Data records
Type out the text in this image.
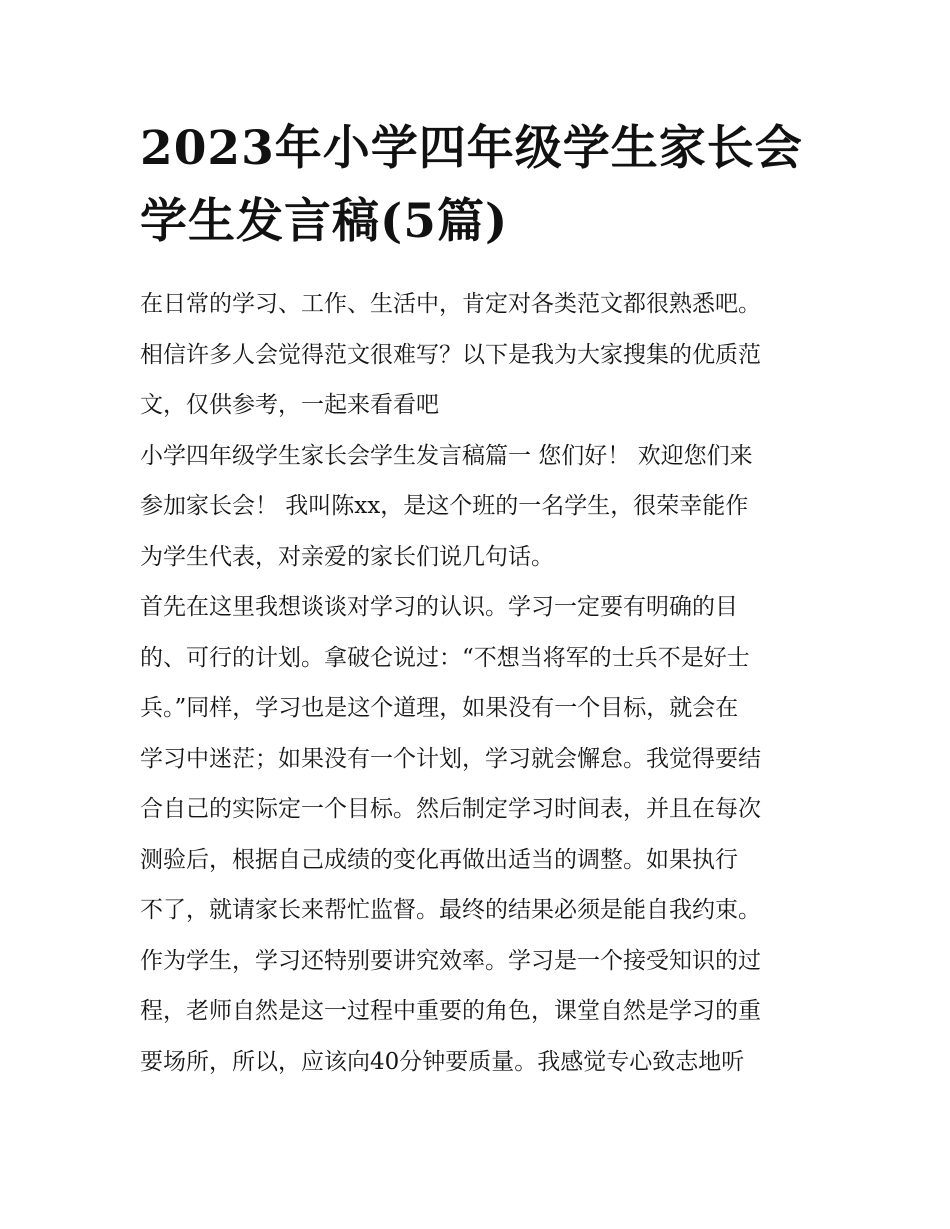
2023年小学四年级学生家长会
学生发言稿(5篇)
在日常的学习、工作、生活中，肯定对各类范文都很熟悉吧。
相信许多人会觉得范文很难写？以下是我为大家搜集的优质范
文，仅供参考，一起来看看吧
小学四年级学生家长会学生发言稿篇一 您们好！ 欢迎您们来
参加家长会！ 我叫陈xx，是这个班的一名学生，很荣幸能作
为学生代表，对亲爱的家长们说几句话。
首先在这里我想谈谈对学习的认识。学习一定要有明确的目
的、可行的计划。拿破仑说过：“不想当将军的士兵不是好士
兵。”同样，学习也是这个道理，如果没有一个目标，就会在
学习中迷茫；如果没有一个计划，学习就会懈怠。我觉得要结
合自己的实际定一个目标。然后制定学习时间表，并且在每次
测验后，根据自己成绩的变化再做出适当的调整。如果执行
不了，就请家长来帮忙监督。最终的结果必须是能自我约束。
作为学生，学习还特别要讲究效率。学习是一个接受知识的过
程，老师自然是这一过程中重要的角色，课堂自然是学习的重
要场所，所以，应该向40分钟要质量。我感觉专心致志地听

▸ **Task prompt**
Transcribe all of the records above character for character. Exclude the pictures.

▸ **Final result**
Type out the text in this image.
2023年小学四年级学生家长会
学生发言稿(5篇)
在日常的学习、工作、生活中，肯定对各类范文都很熟悉吧。
相信许多人会觉得范文很难写？以下是我为大家搜集的优质范
文，仅供参考，一起来看看吧
小学四年级学生家长会学生发言稿篇一 您们好！ 欢迎您们来
参加家长会！ 我叫陈xx，是这个班的一名学生，很荣幸能作
为学生代表，对亲爱的家长们说几句话。
首先在这里我想谈谈对学习的认识。学习一定要有明确的目
的、可行的计划。拿破仑说过：“不想当将军的士兵不是好士
兵。”同样，学习也是这个道理，如果没有一个目标，就会在
学习中迷茫；如果没有一个计划，学习就会懈怠。我觉得要结
合自己的实际定一个目标。然后制定学习时间表，并且在每次
测验后，根据自己成绩的变化再做出适当的调整。如果执行
不了，就请家长来帮忙监督。最终的结果必须是能自我约束。
作为学生，学习还特别要讲究效率。学习是一个接受知识的过
程，老师自然是这一过程中重要的角色，课堂自然是学习的重
要场所，所以，应该向40分钟要质量。我感觉专心致志地听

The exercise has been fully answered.